◆ What is being asked
Return the listing below verbatim. Pictures do not belong in the copy.

---

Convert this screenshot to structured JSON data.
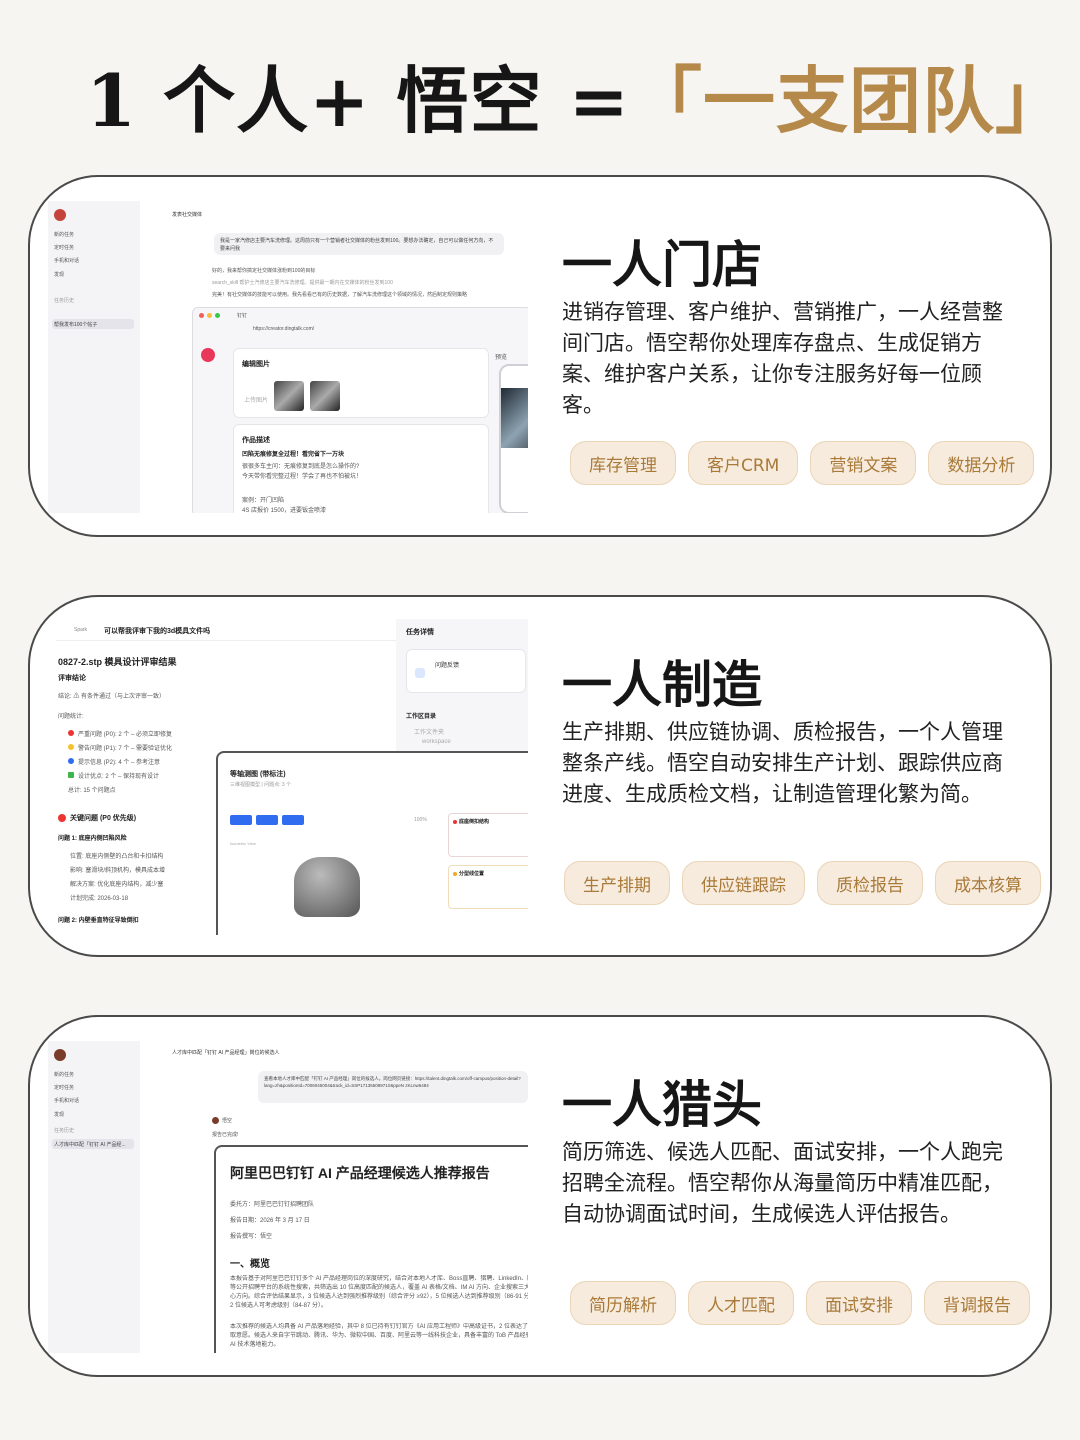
{
  "headline": {
    "part1": "1 个人+ 悟空 = ",
    "part2": "「一支团队」"
  },
  "cards": [
    {
      "title": "一人门店",
      "desc": "进销存管理、客户维护、营销推广，一人经营整间门店。悟空帮你处理库存盘点、生成促销方案、维护客户关系，让你专注服务好每一位顾客。",
      "tags": [
        "库存管理",
        "客户CRM",
        "营销文案",
        "数据分析"
      ]
    },
    {
      "title": "一人制造",
      "desc": "生产排期、供应链协调、质检报告，一个人管理整条产线。悟空自动安排生产计划、跟踪供应商进度、生成质检文档，让制造管理化繁为简。",
      "tags": [
        "生产排期",
        "供应链跟踪",
        "质检报告",
        "成本核算"
      ]
    },
    {
      "title": "一人猎头",
      "desc": "简历筛选、候选人匹配、面试安排，一个人跑完招聘全流程。悟空帮你从海量简历中精准匹配，自动协调面试时间，生成候选人评估报告。",
      "tags": [
        "简历解析",
        "人才匹配",
        "面试安排",
        "背调报告"
      ]
    }
  ],
  "mock1": {
    "header": "发表社交媒体",
    "sidebar": [
      "新的任务",
      "定时任务",
      "手机和对话",
      "发现"
    ],
    "history_label": "任务历史",
    "selected": "帮我发布100个帖子",
    "bubble": "我是一家汽修店主要汽车洗修理。这周前只有一个营销者社交媒体的粉丝发到100。要想办法确定，自己可以做任何方向，不要来问我",
    "line1": "好的，我来帮你搞定社交媒体涨粉到100的目标",
    "line2": "search_skill 帮护士汽修店主要汽车洗修理。提供最一期内在交媒体的粉丝发到100",
    "line3": "完美！有社交媒体的技能可以使用。我先看看已有的历史数据，了解汽车洗修理这个领域的情况，然后制定规则策略",
    "url": "https://creator.dingtalk.com/",
    "tab": "钉钉",
    "edit_images": "编辑图片",
    "upload": "上传图片",
    "work_desc": "作品描述",
    "post_title": "凹陷无痕修复全过程！看完省下一万块",
    "post_body1": "很很多车主问：无痕修复到底是怎么操作的?",
    "post_body2": "今天带你看完整过程！学会了再也不怕被坑！",
    "post_addr": "案例：开门凹陷",
    "post_price": "4S 店报价 1500，进要钣金喷漆",
    "preview": "预览"
  },
  "mock2": {
    "topbar": "可以帮我评审下我的3d模具文件吗",
    "agent": "Spark",
    "file_title": "0827-2.stp 模具设计评审结果",
    "conclusion_h": "评审结论",
    "conclusion": "结论: ⚠ 有条件通过（与上次评审一致）",
    "stats_h": "问题统计:",
    "stats": [
      "严重问题 (P0): 2 个 – 必须立即修复",
      "警告问题 (P1): 7 个 – 需要验证优化",
      "提示信息 (P2): 4 个 – 参考注意",
      "设计优点: 2 个 – 保持现有设计",
      "总计: 15 个问题点"
    ],
    "key_h": "关键问题 (P0 优先级)",
    "issue1": "问题 1: 底座内侧凹陷风险",
    "issue1_lines": [
      "位置: 底座内侧壁的凸台和卡扣结构",
      "影响: 塞滑块/斜顶机构，模具成本增",
      "解决方案: 优化底座内结构，减少塞",
      "计划完成: 2026-03-18"
    ],
    "issue2": "问题 2: 内壁垂直特征导致倒扣",
    "task_h": "任务详情",
    "issue_fb": "问题反馈",
    "workspace": "工作区目录",
    "workspace_item": "工作文件夹",
    "workspace_sub": "workspace",
    "view_title": "等轴测图 (带标注)",
    "view_sub": "三维视图模型 | 问题点: 3 个",
    "zoom": "100%",
    "iso": "Isometric View",
    "red1": "底座倒扣结构",
    "red2": "分型线位置"
  },
  "mock3": {
    "header": "人才库中匹配「钉钉 AI 产品经理」岗位的候选人",
    "sidebar": [
      "新的任务",
      "定时任务",
      "手机和对话",
      "发现"
    ],
    "history_label": "任务历史",
    "selected": "人才库中匹配「钉钉 AI 产品经...",
    "bubble": "查看本地人才库中匹配「钉钉 AI 产品经理」岗位的候选人。岗位网页链接：https://talent.dingtalk.com/off-campus/position-detail?lang=zh&positionId=7006045004&track_id=SSP17135508971S6ppeN zKLnw6484",
    "agent": "悟空",
    "done": "报告已完成!",
    "report_title": "阿里巴巴钉钉 AI 产品经理候选人推荐报告",
    "meta1": "委托方：阿里巴巴钉钉招聘团队",
    "meta2": "报告日期：2026 年 3 月 17 日",
    "meta3": "报告撰写：悟空",
    "sec1": "一、概览",
    "para1": "本报告基于对阿里巴巴钉钉多个 AI 产品经理岗位的深度研究，结合对本地人才库、Boss直聘、猎聘、LinkedIn、脉脉等公开招聘平台的系统性搜索，共筛选出 10 位高度匹配的候选人，覆盖 AI 表格/文档、IM AI 方向、企业搜索三大核心方向。综合评估结果显示，3 位候选人达到强烈推荐级别（综合评分 ≥92），5 位候选人达到推荐级别（86-91 分），2 位候选人可考虑级别（84-87 分）。",
    "para2": "本次推荐的候选人均具备 AI 产品落地经验，其中 8 位已持有钉钉官方《AI 应用工程师》中高级证书，2 位表达了考取意愿。候选人来自字节跳动、腾讯、华为、微软中国、百度、阿里云等一线科技企业，具备丰富的 ToB 产品经验和 AI 技术落地能力。"
  }
}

---

◆ Solution for this problem
Convert this screenshot to structured JSON data.
{
  "headline": {
    "part1": "1 个人+ 悟空 = ",
    "part2": "「一支团队」"
  },
  "cards": [
    {
      "title": "一人门店",
      "desc": "进销存管理、客户维护、营销推广，一人经营整间门店。悟空帮你处理库存盘点、生成促销方案、维护客户关系，让你专注服务好每一位顾客。",
      "tags": [
        "库存管理",
        "客户CRM",
        "营销文案",
        "数据分析"
      ]
    },
    {
      "title": "一人制造",
      "desc": "生产排期、供应链协调、质检报告，一个人管理整条产线。悟空自动安排生产计划、跟踪供应商进度、生成质检文档，让制造管理化繁为简。",
      "tags": [
        "生产排期",
        "供应链跟踪",
        "质检报告",
        "成本核算"
      ]
    },
    {
      "title": "一人猎头",
      "desc": "简历筛选、候选人匹配、面试安排，一个人跑完招聘全流程。悟空帮你从海量简历中精准匹配，自动协调面试时间，生成候选人评估报告。",
      "tags": [
        "简历解析",
        "人才匹配",
        "面试安排",
        "背调报告"
      ]
    }
  ],
  "mock1": {
    "header": "发表社交媒体",
    "sidebar": [
      "新的任务",
      "定时任务",
      "手机和对话",
      "发现"
    ],
    "history_label": "任务历史",
    "selected": "帮我发布100个帖子",
    "bubble": "我是一家汽修店主要汽车洗修理。这周前只有一个营销者社交媒体的粉丝发到100。要想办法确定，自己可以做任何方向，不要来问我",
    "line1": "好的，我来帮你搞定社交媒体涨粉到100的目标",
    "line2": "search_skill 帮护士汽修店主要汽车洗修理。提供最一期内在交媒体的粉丝发到100",
    "line3": "完美！有社交媒体的技能可以使用。我先看看已有的历史数据，了解汽车洗修理这个领域的情况，然后制定规则策略",
    "url": "https://creator.dingtalk.com/",
    "tab": "钉钉",
    "edit_images": "编辑图片",
    "upload": "上传图片",
    "work_desc": "作品描述",
    "post_title": "凹陷无痕修复全过程！看完省下一万块",
    "post_body1": "很很多车主问：无痕修复到底是怎么操作的?",
    "post_body2": "今天带你看完整过程！学会了再也不怕被坑！",
    "post_addr": "案例：开门凹陷",
    "post_price": "4S 店报价 1500，进要钣金喷漆",
    "preview": "预览"
  },
  "mock2": {
    "topbar": "可以帮我评审下我的3d模具文件吗",
    "agent": "Spark",
    "file_title": "0827-2.stp 模具设计评审结果",
    "conclusion_h": "评审结论",
    "conclusion": "结论: ⚠ 有条件通过（与上次评审一致）",
    "stats_h": "问题统计:",
    "stats": [
      "严重问题 (P0): 2 个 – 必须立即修复",
      "警告问题 (P1): 7 个 – 需要验证优化",
      "提示信息 (P2): 4 个 – 参考注意",
      "设计优点: 2 个 – 保持现有设计",
      "总计: 15 个问题点"
    ],
    "key_h": "关键问题 (P0 优先级)",
    "issue1": "问题 1: 底座内侧凹陷风险",
    "issue1_lines": [
      "位置: 底座内侧壁的凸台和卡扣结构",
      "影响: 塞滑块/斜顶机构，模具成本增",
      "解决方案: 优化底座内结构，减少塞",
      "计划完成: 2026-03-18"
    ],
    "issue2": "问题 2: 内壁垂直特征导致倒扣",
    "task_h": "任务详情",
    "issue_fb": "问题反馈",
    "workspace": "工作区目录",
    "workspace_item": "工作文件夹",
    "workspace_sub": "workspace",
    "view_title": "等轴测图 (带标注)",
    "view_sub": "三维视图模型 | 问题点: 3 个",
    "zoom": "100%",
    "iso": "Isometric View",
    "red1": "底座倒扣结构",
    "red2": "分型线位置"
  },
  "mock3": {
    "header": "人才库中匹配「钉钉 AI 产品经理」岗位的候选人",
    "sidebar": [
      "新的任务",
      "定时任务",
      "手机和对话",
      "发现"
    ],
    "history_label": "任务历史",
    "selected": "人才库中匹配「钉钉 AI 产品经...",
    "bubble": "查看本地人才库中匹配「钉钉 AI 产品经理」岗位的候选人。岗位网页链接：https://talent.dingtalk.com/off-campus/position-detail?lang=zh&positionId=7006045004&track_id=SSP17135508971S6ppeN zKLnw6484",
    "agent": "悟空",
    "done": "报告已完成!",
    "report_title": "阿里巴巴钉钉 AI 产品经理候选人推荐报告",
    "meta1": "委托方：阿里巴巴钉钉招聘团队",
    "meta2": "报告日期：2026 年 3 月 17 日",
    "meta3": "报告撰写：悟空",
    "sec1": "一、概览",
    "para1": "本报告基于对阿里巴巴钉钉多个 AI 产品经理岗位的深度研究，结合对本地人才库、Boss直聘、猎聘、LinkedIn、脉脉等公开招聘平台的系统性搜索，共筛选出 10 位高度匹配的候选人，覆盖 AI 表格/文档、IM AI 方向、企业搜索三大核心方向。综合评估结果显示，3 位候选人达到强烈推荐级别（综合评分 ≥92），5 位候选人达到推荐级别（86-91 分），2 位候选人可考虑级别（84-87 分）。",
    "para2": "本次推荐的候选人均具备 AI 产品落地经验，其中 8 位已持有钉钉官方《AI 应用工程师》中高级证书，2 位表达了考取意愿。候选人来自字节跳动、腾讯、华为、微软中国、百度、阿里云等一线科技企业，具备丰富的 ToB 产品经验和 AI 技术落地能力。"
  }
}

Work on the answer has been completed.